▶ **EXERCISE**
Gather the lines that hold the string "color".

▶ **Source data**
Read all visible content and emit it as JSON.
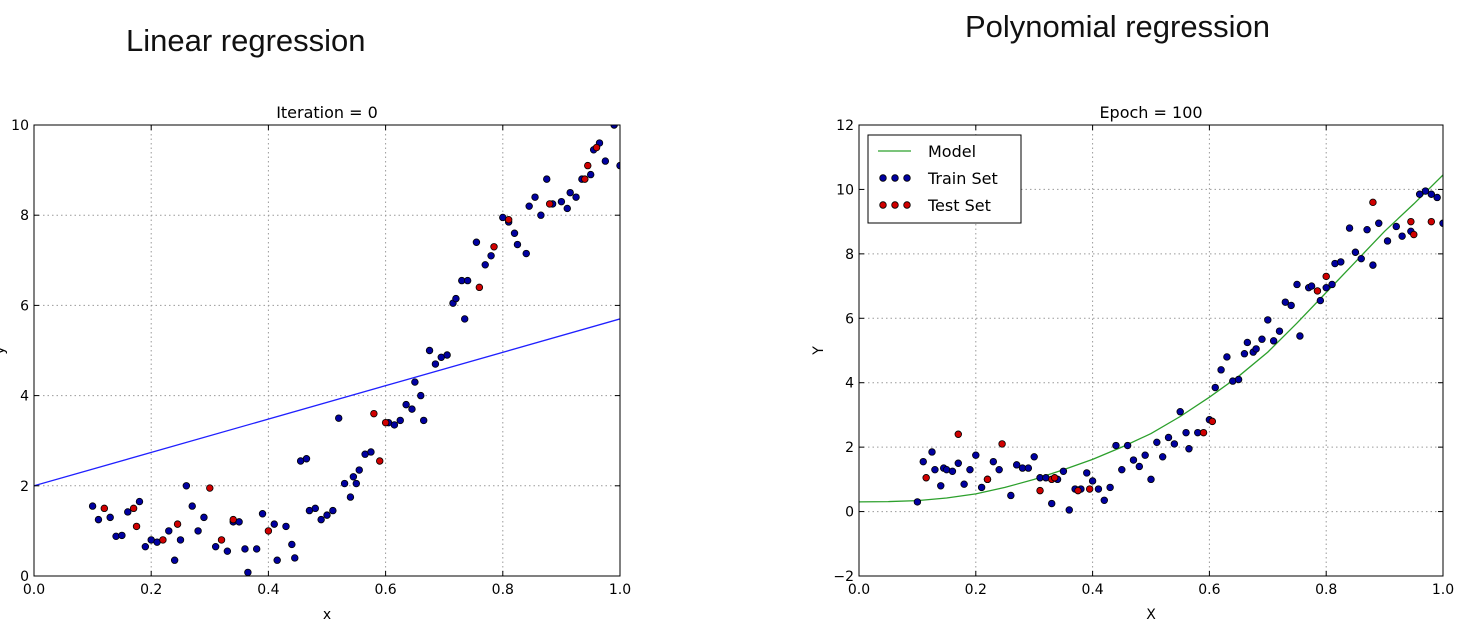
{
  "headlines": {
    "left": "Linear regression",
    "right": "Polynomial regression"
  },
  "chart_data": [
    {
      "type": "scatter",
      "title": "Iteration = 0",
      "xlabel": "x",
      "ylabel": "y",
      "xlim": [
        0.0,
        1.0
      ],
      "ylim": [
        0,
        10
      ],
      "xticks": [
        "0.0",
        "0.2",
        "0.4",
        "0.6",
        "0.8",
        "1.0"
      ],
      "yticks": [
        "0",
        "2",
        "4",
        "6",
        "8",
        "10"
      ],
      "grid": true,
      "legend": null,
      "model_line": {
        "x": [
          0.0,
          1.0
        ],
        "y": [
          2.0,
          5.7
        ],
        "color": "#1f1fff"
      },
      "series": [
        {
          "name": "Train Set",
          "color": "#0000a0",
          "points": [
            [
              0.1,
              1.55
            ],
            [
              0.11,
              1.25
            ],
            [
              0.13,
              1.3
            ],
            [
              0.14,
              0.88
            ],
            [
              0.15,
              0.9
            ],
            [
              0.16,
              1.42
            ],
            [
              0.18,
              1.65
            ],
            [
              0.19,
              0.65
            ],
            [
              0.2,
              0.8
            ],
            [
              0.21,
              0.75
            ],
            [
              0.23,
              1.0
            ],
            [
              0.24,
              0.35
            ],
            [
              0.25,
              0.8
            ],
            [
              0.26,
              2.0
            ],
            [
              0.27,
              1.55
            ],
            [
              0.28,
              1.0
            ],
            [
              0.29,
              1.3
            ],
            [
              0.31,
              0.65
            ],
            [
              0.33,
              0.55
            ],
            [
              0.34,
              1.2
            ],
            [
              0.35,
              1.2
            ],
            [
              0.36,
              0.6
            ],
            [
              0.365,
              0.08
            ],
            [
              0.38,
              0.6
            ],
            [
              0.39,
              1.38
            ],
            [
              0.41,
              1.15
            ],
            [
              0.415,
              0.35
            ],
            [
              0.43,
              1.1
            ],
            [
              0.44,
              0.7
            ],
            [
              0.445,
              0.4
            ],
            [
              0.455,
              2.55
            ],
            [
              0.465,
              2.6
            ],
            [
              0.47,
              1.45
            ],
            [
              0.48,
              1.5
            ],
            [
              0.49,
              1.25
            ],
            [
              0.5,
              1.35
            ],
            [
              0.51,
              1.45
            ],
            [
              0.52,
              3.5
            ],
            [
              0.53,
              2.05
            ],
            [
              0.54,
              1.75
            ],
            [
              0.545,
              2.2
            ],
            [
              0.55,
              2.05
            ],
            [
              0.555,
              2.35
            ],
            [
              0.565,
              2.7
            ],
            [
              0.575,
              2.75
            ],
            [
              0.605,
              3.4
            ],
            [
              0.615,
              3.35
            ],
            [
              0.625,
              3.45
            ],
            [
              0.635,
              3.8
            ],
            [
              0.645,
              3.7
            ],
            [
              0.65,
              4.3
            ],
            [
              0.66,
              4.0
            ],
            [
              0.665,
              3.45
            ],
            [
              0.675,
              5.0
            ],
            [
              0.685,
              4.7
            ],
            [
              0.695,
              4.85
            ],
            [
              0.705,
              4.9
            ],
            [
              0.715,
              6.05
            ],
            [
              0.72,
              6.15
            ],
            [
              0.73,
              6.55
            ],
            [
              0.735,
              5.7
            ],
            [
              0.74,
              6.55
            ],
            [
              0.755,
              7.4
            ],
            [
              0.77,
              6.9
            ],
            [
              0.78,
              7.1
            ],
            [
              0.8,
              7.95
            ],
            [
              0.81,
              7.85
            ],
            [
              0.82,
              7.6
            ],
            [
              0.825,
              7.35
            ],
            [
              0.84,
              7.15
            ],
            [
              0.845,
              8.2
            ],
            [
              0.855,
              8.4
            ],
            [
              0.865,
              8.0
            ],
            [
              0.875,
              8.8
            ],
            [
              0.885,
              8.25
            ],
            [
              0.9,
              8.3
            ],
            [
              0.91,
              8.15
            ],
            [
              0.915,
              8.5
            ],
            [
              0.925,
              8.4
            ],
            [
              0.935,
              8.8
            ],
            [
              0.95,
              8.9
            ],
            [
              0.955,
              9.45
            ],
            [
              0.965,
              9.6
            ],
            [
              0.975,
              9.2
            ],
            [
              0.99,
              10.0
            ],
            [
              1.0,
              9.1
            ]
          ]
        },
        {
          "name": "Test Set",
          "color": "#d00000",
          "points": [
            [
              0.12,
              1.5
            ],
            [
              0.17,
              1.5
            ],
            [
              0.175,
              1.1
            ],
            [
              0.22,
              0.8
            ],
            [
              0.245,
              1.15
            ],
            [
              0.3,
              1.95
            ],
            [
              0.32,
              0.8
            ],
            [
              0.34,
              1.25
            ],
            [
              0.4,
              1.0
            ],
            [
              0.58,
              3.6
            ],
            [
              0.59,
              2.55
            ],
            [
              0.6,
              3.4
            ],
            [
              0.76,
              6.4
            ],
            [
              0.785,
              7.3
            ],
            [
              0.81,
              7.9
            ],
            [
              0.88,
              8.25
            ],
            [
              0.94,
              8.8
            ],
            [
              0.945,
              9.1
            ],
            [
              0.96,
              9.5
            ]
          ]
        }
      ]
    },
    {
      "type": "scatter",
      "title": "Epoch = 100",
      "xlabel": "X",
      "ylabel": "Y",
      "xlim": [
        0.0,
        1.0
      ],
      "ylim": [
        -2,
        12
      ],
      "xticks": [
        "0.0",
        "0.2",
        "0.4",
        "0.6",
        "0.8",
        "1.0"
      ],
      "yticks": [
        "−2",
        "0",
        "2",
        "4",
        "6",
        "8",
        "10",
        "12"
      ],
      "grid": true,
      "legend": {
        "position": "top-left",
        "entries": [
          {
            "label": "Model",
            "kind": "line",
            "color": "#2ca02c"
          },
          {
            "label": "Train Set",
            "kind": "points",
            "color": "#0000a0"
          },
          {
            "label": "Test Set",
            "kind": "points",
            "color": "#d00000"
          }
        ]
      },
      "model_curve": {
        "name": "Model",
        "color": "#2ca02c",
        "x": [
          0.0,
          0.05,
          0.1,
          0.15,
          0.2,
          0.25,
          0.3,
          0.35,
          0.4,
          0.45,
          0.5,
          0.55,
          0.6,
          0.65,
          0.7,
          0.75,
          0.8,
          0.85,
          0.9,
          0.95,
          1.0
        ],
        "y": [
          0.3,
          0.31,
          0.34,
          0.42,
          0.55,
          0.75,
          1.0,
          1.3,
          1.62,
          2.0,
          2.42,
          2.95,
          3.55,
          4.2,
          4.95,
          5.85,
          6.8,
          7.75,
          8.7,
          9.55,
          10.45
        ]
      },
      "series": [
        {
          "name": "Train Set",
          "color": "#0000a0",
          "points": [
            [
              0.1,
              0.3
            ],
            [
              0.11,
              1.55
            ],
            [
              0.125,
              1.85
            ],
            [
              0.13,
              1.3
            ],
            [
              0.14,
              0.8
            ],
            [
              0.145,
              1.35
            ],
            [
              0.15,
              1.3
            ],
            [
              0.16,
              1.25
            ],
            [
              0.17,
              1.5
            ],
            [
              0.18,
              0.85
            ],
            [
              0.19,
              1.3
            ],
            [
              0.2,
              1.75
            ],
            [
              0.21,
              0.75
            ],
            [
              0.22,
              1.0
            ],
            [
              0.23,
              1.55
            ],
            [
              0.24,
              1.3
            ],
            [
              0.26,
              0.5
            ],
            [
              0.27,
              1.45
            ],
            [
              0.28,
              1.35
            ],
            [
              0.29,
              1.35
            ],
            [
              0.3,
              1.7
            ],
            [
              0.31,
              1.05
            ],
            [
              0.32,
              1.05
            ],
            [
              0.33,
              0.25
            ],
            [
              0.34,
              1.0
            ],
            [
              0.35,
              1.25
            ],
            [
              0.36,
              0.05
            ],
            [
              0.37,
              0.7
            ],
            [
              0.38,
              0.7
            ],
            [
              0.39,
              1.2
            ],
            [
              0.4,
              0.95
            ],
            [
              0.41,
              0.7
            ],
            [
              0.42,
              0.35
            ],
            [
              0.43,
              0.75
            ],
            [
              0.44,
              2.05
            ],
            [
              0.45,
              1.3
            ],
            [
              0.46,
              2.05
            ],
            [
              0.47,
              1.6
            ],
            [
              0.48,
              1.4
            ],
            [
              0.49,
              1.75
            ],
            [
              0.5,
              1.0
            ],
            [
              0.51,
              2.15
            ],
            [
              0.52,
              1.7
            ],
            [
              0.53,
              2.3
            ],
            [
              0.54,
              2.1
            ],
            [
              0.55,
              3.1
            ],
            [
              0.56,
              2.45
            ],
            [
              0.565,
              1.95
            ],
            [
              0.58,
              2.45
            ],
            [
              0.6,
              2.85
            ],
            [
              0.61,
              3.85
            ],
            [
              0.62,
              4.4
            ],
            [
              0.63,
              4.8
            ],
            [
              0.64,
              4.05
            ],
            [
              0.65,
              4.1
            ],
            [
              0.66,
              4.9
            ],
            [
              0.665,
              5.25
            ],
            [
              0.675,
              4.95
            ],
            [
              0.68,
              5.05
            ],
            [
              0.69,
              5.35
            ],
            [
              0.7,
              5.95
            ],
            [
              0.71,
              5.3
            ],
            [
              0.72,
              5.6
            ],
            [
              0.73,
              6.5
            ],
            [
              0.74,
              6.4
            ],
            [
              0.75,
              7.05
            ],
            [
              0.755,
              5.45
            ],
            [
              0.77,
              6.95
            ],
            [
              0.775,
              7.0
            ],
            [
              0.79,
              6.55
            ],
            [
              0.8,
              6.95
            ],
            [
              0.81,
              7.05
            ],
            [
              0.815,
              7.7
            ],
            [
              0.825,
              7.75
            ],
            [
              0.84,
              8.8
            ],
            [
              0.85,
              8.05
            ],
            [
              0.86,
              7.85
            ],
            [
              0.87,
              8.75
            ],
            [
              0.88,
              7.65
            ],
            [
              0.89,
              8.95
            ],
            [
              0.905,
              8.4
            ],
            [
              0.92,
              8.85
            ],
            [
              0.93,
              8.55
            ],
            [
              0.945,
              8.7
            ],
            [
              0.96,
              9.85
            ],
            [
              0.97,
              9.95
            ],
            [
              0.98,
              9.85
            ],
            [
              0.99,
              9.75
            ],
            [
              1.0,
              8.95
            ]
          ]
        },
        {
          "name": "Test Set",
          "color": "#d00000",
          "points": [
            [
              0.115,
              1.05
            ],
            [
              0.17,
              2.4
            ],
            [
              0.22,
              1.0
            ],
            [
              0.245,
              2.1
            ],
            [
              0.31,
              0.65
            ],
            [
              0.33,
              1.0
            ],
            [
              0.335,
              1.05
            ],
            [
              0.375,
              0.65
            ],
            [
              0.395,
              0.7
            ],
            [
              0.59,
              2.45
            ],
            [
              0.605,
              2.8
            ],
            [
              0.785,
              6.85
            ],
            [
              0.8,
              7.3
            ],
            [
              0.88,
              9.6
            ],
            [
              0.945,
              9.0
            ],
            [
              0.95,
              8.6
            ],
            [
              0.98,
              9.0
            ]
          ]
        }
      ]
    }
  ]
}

▶ **WORKED SOLUTION**
        "color": "#1f1fff"
          "color": "#0000a0",
          "color": "#d00000",
            "color": "#2ca02c"
            "color": "#0000a0"
            "color": "#d00000"
        "color": "#2ca02c",
          "color": "#0000a0",
          "color": "#d00000",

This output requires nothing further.